REQUIREMENTS →
Show each line that has the string "more" in it.

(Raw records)
..............................

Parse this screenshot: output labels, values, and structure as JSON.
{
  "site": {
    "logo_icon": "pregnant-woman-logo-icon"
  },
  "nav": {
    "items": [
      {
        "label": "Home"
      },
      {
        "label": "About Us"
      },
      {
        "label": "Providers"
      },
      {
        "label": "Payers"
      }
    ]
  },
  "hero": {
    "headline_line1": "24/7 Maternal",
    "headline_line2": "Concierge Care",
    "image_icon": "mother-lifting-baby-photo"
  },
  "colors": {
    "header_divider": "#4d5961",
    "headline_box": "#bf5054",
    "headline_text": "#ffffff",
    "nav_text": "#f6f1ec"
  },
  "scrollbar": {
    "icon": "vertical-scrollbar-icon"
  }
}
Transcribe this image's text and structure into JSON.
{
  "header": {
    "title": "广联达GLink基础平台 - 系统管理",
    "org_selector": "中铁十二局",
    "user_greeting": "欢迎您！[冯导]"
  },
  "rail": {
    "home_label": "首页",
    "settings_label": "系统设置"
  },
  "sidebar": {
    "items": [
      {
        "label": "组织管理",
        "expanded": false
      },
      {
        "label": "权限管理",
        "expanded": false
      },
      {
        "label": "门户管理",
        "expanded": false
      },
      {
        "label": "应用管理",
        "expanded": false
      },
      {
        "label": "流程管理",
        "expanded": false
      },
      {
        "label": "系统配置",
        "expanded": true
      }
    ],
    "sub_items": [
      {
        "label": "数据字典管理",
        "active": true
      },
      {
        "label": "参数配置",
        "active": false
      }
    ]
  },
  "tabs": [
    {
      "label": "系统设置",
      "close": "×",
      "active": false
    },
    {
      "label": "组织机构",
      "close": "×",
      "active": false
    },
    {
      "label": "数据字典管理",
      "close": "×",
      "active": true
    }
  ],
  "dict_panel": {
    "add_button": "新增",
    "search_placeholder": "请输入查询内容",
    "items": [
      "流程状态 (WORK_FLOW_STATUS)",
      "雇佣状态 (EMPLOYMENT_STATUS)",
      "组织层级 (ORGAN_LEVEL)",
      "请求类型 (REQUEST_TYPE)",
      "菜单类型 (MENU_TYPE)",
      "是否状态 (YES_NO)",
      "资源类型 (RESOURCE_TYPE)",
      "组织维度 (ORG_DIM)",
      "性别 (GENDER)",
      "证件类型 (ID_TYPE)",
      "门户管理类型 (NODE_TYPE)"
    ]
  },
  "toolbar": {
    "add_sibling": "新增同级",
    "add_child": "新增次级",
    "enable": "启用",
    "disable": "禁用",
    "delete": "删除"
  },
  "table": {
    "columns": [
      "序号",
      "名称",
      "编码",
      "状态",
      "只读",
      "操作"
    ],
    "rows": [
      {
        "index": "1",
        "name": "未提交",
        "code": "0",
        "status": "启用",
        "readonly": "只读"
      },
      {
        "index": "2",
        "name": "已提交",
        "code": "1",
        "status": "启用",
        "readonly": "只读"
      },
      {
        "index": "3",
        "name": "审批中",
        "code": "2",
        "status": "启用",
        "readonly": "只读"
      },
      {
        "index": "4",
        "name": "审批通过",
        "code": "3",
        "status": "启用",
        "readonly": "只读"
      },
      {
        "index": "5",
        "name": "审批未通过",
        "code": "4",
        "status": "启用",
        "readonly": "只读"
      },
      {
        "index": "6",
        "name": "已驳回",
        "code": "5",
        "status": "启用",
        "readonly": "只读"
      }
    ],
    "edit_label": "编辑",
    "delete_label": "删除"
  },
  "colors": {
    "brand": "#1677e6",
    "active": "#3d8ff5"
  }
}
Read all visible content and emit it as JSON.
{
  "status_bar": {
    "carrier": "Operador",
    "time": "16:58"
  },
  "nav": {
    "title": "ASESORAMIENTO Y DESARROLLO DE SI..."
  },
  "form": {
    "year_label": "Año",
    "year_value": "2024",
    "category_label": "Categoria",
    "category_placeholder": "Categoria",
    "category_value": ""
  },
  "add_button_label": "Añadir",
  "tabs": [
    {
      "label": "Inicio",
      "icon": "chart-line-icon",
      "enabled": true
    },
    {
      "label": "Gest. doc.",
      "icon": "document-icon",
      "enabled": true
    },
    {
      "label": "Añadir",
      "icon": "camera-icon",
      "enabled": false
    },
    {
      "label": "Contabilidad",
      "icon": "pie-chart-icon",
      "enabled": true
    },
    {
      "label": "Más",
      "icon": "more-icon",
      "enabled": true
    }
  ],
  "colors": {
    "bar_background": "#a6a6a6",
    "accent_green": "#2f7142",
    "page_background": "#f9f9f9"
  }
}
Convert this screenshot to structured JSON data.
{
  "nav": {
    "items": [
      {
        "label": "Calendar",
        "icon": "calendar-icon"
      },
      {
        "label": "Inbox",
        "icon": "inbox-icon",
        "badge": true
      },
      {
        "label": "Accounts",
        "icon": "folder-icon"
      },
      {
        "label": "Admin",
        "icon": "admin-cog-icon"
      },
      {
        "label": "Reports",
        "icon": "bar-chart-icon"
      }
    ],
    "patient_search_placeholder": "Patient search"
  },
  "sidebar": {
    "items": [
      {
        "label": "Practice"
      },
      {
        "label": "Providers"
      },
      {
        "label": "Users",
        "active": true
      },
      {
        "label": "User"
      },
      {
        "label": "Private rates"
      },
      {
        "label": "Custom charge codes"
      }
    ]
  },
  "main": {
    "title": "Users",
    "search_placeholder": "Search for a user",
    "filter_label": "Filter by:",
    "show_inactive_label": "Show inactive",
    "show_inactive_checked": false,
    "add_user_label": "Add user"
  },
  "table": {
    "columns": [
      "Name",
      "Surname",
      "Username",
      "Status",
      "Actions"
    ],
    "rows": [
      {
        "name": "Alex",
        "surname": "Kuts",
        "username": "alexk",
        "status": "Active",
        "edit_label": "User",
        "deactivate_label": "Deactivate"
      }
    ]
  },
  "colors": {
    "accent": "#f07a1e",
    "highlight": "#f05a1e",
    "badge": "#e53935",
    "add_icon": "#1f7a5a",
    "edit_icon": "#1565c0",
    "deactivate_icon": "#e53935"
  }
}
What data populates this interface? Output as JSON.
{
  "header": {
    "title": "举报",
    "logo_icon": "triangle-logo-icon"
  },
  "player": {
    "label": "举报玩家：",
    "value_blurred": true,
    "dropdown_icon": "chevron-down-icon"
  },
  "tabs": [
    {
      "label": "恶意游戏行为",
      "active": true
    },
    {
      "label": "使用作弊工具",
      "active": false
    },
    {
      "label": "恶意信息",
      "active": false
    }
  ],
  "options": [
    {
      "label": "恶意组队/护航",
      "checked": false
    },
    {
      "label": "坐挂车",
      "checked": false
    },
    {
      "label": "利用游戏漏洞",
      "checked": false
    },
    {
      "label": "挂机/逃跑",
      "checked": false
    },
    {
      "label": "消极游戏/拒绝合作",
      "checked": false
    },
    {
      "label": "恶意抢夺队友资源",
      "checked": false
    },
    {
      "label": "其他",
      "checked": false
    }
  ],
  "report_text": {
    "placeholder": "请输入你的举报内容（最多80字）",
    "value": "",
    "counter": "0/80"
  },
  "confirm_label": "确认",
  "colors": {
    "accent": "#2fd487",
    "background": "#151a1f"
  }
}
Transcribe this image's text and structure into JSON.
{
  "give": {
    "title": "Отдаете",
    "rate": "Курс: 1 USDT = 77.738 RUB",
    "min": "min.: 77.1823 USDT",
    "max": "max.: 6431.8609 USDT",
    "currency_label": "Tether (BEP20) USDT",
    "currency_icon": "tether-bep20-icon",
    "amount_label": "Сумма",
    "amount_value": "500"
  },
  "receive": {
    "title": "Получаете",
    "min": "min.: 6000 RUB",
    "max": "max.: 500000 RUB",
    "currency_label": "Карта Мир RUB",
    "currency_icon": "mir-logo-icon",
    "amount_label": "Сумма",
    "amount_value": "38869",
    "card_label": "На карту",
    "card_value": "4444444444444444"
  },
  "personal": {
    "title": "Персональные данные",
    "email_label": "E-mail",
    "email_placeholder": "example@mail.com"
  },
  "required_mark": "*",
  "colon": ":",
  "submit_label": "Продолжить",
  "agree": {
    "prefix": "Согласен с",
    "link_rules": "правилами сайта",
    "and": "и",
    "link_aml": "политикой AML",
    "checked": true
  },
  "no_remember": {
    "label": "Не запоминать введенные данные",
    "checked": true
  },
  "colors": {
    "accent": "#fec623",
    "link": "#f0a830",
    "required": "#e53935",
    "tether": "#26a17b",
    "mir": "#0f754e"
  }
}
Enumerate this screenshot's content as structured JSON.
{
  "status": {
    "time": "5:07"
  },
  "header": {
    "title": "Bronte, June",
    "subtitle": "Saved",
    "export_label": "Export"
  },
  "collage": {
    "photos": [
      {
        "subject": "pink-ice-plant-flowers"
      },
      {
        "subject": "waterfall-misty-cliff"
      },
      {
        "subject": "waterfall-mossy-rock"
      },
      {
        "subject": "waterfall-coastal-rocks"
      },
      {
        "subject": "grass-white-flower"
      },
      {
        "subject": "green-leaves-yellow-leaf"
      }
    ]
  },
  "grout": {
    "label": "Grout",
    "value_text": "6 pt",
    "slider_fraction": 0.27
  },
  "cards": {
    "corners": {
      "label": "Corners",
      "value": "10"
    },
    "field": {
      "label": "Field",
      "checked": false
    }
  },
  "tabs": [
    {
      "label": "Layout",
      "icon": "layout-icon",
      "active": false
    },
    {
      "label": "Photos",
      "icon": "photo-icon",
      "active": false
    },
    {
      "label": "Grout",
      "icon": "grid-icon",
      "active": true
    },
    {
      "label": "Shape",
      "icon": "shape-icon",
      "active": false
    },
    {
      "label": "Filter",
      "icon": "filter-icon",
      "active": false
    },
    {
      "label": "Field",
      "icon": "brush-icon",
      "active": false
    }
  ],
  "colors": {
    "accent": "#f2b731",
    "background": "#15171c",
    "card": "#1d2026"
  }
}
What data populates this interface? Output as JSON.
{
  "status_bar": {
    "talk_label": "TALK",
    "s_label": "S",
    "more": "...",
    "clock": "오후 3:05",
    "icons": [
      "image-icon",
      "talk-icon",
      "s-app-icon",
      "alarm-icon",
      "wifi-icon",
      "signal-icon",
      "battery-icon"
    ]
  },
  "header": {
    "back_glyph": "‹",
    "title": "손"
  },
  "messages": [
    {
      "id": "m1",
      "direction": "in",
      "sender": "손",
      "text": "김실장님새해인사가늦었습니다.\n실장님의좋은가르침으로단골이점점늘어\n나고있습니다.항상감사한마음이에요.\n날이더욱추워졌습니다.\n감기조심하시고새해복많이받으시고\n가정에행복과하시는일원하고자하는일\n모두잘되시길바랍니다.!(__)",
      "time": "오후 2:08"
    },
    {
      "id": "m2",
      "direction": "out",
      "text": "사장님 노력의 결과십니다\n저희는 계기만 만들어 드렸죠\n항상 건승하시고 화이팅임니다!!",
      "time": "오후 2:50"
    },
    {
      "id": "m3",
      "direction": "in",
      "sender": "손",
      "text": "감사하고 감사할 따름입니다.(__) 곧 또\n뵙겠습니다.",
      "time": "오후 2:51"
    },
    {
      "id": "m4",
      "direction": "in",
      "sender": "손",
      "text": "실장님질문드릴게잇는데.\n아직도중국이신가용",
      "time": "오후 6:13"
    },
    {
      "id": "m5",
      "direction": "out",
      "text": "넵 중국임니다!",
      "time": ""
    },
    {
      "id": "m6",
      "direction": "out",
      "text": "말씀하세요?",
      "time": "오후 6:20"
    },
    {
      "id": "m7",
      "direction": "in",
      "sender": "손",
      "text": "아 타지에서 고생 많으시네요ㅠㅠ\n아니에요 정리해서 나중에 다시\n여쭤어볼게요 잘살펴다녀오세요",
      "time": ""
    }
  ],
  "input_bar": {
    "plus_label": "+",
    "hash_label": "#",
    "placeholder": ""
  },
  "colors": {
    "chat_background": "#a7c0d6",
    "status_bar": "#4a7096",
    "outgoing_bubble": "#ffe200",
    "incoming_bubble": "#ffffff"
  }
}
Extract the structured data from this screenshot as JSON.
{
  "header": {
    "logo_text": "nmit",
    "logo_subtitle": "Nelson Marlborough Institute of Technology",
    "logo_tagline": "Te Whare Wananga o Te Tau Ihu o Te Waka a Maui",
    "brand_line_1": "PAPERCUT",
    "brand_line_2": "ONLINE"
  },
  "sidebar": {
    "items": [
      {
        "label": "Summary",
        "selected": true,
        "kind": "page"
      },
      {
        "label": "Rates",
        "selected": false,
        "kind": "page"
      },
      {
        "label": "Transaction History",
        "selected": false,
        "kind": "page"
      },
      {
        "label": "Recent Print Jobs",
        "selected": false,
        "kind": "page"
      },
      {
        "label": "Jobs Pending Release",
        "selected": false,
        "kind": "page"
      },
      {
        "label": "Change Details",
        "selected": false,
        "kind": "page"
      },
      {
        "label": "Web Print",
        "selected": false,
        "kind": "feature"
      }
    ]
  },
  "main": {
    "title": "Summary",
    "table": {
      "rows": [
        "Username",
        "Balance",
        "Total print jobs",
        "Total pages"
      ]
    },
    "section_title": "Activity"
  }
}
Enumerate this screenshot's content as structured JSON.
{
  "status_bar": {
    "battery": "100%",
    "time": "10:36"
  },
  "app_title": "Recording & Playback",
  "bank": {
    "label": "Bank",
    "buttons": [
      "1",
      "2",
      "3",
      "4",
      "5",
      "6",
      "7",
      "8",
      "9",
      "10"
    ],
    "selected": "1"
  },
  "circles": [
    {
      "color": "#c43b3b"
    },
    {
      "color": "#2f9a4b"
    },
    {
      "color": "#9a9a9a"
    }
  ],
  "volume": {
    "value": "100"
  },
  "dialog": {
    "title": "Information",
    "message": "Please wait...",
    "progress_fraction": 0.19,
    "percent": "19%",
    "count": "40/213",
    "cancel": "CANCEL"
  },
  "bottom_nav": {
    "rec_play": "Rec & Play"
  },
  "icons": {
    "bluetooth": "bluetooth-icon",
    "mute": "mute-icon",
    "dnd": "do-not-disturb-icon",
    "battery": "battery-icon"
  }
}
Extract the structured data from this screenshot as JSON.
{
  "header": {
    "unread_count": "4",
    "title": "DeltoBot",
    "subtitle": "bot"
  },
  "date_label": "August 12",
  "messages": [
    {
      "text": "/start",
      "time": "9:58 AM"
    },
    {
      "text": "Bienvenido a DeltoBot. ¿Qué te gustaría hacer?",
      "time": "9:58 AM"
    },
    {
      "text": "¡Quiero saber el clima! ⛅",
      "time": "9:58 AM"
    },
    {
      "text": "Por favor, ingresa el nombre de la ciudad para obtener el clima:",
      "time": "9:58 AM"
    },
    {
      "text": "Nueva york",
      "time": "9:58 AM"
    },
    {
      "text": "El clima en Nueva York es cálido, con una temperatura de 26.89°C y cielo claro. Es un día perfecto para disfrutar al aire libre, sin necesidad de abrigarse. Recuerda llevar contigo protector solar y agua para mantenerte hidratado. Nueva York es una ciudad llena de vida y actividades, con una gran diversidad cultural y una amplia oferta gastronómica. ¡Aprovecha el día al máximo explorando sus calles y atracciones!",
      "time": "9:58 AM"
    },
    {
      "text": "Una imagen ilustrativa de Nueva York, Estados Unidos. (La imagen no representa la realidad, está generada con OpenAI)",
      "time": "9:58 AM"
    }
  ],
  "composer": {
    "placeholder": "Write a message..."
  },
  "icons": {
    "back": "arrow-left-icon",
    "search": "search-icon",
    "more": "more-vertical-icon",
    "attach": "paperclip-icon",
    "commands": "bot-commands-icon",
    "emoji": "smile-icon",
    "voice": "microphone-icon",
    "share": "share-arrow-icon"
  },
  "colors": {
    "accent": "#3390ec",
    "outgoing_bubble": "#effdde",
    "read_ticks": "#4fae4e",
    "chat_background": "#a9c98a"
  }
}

..............................

WRITTEN RESPONSE →
      "icon": "more-icon",
    "more": "...",
    "more": "more-vertical-icon",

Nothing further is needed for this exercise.